>> start RECORD LIST

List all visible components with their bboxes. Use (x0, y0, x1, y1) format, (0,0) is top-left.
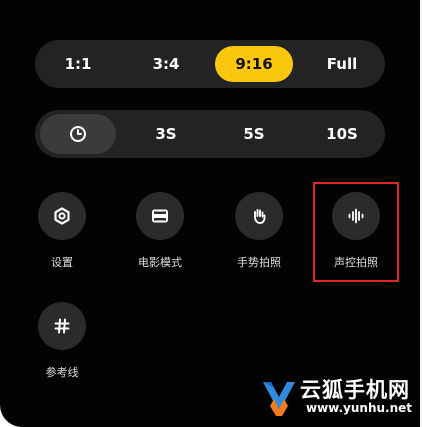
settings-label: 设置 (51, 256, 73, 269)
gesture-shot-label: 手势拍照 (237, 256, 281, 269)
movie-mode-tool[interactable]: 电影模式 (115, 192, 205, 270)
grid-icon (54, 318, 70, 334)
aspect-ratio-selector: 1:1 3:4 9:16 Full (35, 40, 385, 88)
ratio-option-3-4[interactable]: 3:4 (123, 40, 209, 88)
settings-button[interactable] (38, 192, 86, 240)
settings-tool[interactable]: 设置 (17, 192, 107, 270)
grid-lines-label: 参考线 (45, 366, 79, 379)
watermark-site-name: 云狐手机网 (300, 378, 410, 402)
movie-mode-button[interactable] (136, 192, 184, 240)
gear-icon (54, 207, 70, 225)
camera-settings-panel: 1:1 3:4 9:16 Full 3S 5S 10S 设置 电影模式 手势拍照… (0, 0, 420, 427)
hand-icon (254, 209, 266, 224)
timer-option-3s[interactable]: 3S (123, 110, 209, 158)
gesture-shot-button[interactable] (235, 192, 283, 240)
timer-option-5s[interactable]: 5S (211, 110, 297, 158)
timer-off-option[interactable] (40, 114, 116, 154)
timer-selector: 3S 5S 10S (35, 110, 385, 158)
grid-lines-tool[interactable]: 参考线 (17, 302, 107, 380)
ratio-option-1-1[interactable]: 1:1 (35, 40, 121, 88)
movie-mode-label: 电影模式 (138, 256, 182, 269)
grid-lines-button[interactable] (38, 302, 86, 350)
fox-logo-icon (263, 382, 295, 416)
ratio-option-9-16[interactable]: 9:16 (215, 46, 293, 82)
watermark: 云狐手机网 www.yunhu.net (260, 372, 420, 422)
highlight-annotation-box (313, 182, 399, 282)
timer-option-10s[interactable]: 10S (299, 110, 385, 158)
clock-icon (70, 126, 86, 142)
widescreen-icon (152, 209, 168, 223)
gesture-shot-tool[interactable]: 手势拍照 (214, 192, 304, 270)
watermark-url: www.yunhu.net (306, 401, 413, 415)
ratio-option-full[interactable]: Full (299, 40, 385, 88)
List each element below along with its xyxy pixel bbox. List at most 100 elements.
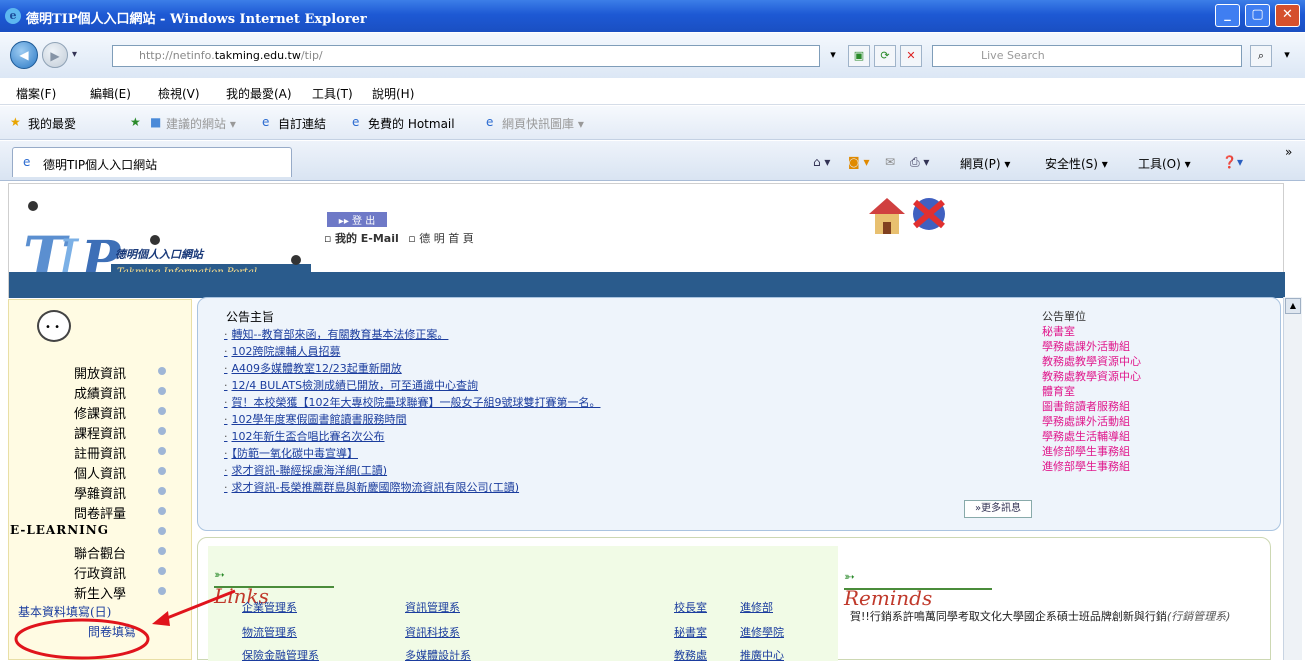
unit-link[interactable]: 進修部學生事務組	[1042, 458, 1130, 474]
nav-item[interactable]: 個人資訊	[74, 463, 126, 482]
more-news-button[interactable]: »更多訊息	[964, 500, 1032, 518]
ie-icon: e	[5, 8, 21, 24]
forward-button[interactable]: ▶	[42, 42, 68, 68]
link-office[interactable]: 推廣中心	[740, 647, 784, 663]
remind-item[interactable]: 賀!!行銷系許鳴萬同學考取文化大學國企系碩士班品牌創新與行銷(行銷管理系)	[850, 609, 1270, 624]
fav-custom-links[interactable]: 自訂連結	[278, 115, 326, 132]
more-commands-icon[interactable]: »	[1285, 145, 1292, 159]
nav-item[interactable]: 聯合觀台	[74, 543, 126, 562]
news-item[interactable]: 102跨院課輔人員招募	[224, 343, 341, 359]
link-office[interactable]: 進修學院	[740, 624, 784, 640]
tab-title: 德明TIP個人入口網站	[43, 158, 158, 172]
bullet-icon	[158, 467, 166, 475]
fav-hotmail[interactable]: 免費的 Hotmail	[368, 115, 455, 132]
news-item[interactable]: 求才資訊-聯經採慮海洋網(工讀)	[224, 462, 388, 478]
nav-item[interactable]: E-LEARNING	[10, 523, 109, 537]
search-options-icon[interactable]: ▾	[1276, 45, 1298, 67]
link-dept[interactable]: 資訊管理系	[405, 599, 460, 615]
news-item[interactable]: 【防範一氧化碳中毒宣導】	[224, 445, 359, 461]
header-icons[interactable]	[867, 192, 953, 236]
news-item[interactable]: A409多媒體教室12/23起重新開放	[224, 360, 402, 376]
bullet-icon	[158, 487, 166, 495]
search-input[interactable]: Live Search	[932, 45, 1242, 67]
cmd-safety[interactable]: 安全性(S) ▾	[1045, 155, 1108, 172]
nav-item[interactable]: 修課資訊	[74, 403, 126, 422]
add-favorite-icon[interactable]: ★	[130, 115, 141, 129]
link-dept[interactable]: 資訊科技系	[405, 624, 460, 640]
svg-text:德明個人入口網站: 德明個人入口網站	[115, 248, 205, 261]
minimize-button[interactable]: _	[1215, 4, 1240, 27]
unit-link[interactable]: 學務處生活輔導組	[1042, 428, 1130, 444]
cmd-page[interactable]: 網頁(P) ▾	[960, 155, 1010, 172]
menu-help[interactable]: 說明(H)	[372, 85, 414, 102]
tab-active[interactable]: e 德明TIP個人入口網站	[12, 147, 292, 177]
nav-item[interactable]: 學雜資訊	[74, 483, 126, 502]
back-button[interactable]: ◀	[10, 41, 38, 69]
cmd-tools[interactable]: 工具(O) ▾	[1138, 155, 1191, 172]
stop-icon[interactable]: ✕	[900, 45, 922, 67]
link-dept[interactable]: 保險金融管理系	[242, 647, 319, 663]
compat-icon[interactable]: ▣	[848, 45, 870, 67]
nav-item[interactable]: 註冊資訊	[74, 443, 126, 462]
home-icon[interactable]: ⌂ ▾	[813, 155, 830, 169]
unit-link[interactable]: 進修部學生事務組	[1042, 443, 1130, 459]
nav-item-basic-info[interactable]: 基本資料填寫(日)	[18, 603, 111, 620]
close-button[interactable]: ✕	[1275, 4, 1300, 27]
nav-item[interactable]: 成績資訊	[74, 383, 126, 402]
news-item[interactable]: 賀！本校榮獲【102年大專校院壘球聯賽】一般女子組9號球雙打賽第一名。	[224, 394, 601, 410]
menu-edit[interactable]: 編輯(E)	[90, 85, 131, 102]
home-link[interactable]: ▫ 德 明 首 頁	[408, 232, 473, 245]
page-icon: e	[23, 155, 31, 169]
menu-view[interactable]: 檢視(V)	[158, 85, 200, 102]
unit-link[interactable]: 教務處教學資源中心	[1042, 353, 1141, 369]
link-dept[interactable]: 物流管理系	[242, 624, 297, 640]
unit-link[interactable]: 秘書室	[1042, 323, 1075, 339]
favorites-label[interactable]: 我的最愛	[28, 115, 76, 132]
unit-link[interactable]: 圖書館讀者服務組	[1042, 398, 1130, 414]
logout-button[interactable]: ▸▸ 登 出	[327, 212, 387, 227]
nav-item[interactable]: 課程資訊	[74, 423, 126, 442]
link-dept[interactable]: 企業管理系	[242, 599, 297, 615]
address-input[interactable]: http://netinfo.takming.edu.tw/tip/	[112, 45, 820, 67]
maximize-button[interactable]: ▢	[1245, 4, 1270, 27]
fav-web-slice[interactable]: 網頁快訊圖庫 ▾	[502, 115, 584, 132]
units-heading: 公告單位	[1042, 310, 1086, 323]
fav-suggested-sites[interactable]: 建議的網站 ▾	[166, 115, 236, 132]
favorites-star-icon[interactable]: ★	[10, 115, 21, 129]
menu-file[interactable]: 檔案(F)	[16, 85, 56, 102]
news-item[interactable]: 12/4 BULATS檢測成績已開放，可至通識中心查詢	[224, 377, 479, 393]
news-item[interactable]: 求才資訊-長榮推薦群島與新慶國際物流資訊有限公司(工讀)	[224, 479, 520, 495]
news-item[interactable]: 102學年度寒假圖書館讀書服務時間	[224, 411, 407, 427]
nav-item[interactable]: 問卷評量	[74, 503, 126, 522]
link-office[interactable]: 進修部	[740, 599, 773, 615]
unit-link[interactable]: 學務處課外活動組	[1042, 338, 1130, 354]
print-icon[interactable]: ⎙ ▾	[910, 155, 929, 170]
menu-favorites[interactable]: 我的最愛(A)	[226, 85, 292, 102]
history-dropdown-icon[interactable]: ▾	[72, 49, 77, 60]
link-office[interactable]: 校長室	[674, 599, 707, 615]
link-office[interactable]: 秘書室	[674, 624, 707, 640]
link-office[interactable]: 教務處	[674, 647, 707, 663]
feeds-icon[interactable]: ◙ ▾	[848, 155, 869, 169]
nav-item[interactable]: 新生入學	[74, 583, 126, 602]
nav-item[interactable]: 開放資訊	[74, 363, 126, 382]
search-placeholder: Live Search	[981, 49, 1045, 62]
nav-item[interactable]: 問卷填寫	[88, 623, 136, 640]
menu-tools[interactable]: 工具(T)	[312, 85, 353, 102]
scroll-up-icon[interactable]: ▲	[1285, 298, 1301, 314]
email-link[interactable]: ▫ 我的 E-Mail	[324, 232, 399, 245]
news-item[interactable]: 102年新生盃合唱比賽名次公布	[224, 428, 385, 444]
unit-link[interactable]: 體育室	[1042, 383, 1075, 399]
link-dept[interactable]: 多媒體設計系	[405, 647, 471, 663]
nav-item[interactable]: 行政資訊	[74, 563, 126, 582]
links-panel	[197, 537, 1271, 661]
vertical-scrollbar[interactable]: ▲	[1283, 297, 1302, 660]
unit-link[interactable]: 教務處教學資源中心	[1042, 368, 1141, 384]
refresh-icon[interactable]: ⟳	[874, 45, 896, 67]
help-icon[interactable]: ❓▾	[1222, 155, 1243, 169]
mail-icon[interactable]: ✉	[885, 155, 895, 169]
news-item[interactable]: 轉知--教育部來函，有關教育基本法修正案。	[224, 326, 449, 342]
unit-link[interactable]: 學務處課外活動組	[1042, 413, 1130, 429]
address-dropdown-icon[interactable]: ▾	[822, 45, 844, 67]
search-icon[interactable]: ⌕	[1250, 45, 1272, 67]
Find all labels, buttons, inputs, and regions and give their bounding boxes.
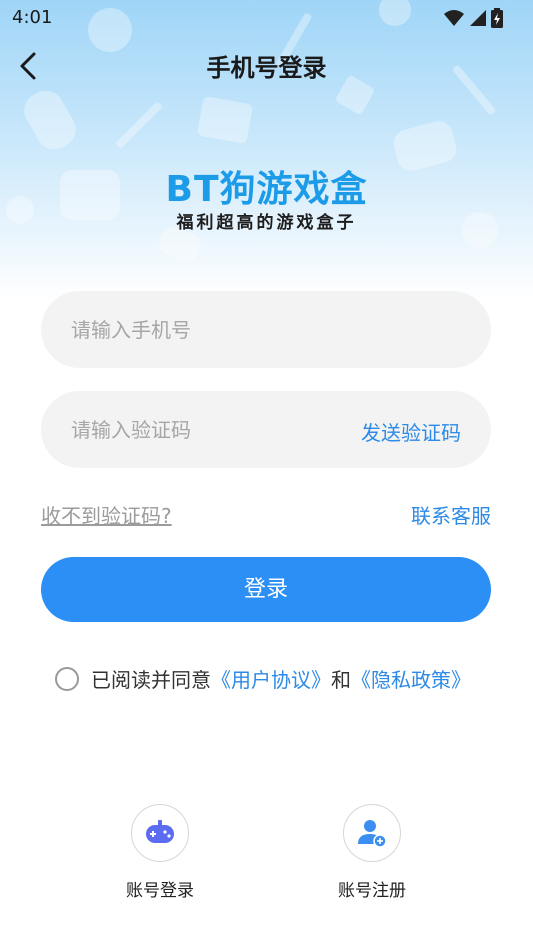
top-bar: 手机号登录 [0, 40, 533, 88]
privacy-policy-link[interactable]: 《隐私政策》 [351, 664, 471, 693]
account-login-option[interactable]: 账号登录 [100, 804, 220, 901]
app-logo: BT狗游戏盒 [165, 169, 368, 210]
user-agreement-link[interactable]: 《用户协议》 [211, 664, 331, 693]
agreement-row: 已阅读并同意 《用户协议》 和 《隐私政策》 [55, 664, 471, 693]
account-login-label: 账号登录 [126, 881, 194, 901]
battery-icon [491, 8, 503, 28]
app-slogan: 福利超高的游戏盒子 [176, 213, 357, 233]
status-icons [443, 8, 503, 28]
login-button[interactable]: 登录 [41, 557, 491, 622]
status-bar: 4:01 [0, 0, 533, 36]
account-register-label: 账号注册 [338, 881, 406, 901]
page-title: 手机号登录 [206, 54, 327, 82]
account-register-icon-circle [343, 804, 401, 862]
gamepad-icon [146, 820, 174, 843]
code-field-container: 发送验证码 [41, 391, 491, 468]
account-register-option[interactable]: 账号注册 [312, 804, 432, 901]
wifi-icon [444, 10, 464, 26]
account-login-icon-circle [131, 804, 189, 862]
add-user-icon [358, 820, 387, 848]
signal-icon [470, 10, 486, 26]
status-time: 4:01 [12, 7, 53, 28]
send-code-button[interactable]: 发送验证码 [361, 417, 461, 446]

>> end RECORD LIST

WRITTEN EXERCISE => Swap "top-left" for "upper-left" and give again the lines between the start of the entries and the line holding "List each element", inclusive, with nothing else changed. Leave the pictures out.

OUTPUT OF THE EXERCISE =>
List all visible components with their bboxes. Use (x0, y0, x1, y1) format, (0,0) is upper-left.
settings-label: 设置 (51, 256, 73, 269)
gesture-shot-label: 手势拍照 (237, 256, 281, 269)
movie-mode-tool[interactable]: 电影模式 (115, 192, 205, 270)
grid-icon (54, 318, 70, 334)
aspect-ratio-selector: 1:1 3:4 9:16 Full (35, 40, 385, 88)
ratio-option-3-4[interactable]: 3:4 (123, 40, 209, 88)
settings-button[interactable] (38, 192, 86, 240)
settings-tool[interactable]: 设置 (17, 192, 107, 270)
grid-lines-label: 参考线 (45, 366, 79, 379)
watermark-site-name: 云狐手机网 (300, 378, 410, 402)
movie-mode-button[interactable] (136, 192, 184, 240)
gear-icon (54, 207, 70, 225)
camera-settings-panel: 1:1 3:4 9:16 Full 3S 5S 10S 设置 电影模式 手势拍照… (0, 0, 420, 427)
hand-icon (254, 209, 266, 224)
timer-option-3s[interactable]: 3S (123, 110, 209, 158)
gesture-shot-button[interactable] (235, 192, 283, 240)
timer-option-5s[interactable]: 5S (211, 110, 297, 158)
timer-off-option[interactable] (40, 114, 116, 154)
timer-selector: 3S 5S 10S (35, 110, 385, 158)
grid-lines-tool[interactable]: 参考线 (17, 302, 107, 380)
ratio-option-1-1[interactable]: 1:1 (35, 40, 121, 88)
movie-mode-label: 电影模式 (138, 256, 182, 269)
grid-lines-button[interactable] (38, 302, 86, 350)
fox-logo-icon (263, 382, 295, 416)
ratio-option-9-16[interactable]: 9:16 (215, 46, 293, 82)
watermark: 云狐手机网 www.yunhu.net (260, 372, 420, 422)
highlight-annotation-box (313, 182, 399, 282)
timer-option-10s[interactable]: 10S (299, 110, 385, 158)
clock-icon (70, 126, 86, 142)
widescreen-icon (152, 209, 168, 223)
gesture-shot-tool[interactable]: 手势拍照 (214, 192, 304, 270)
watermark-url: www.yunhu.net (306, 401, 413, 415)
ratio-option-full[interactable]: Full (299, 40, 385, 88)
List each element below along with its xyxy pixel bbox. List at most 100 elements.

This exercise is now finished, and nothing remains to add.